◆ How to complete this task
Whenever a line in the entries below contains "instead", copy that line.
------ Provided information ------
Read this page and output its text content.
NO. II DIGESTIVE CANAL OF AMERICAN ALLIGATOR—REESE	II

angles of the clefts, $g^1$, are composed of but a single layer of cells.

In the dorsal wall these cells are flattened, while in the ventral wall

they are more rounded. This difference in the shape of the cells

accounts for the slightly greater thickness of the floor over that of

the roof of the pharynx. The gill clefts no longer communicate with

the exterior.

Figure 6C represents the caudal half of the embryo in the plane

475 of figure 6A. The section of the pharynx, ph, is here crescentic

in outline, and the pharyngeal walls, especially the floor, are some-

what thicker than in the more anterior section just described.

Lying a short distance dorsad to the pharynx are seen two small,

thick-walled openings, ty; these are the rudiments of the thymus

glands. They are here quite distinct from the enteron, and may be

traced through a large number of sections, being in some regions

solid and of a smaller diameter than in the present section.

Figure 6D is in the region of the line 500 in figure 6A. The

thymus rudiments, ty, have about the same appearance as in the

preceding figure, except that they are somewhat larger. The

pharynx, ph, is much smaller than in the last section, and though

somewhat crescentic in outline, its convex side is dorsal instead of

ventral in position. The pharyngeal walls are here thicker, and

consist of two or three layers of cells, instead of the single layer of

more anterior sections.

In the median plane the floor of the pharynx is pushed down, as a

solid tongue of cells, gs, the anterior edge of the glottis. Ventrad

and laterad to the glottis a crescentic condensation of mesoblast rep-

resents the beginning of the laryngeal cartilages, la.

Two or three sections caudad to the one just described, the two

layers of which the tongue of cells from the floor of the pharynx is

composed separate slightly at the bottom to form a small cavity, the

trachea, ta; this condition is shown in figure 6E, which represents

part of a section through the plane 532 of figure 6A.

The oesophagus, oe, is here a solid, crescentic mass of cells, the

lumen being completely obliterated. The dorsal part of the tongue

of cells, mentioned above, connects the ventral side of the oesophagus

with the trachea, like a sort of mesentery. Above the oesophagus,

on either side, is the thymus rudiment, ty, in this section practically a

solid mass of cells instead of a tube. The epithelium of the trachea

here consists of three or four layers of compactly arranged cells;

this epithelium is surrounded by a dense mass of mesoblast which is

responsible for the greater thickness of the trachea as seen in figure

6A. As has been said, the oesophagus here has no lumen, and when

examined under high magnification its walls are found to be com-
------
◆ The answer
somewhat crescentic in outline, its convex side is dorsal instead of
consist of two or three layers of cells, instead of the single layer of
solid mass of cells instead of a tube. The epithelium of the trachea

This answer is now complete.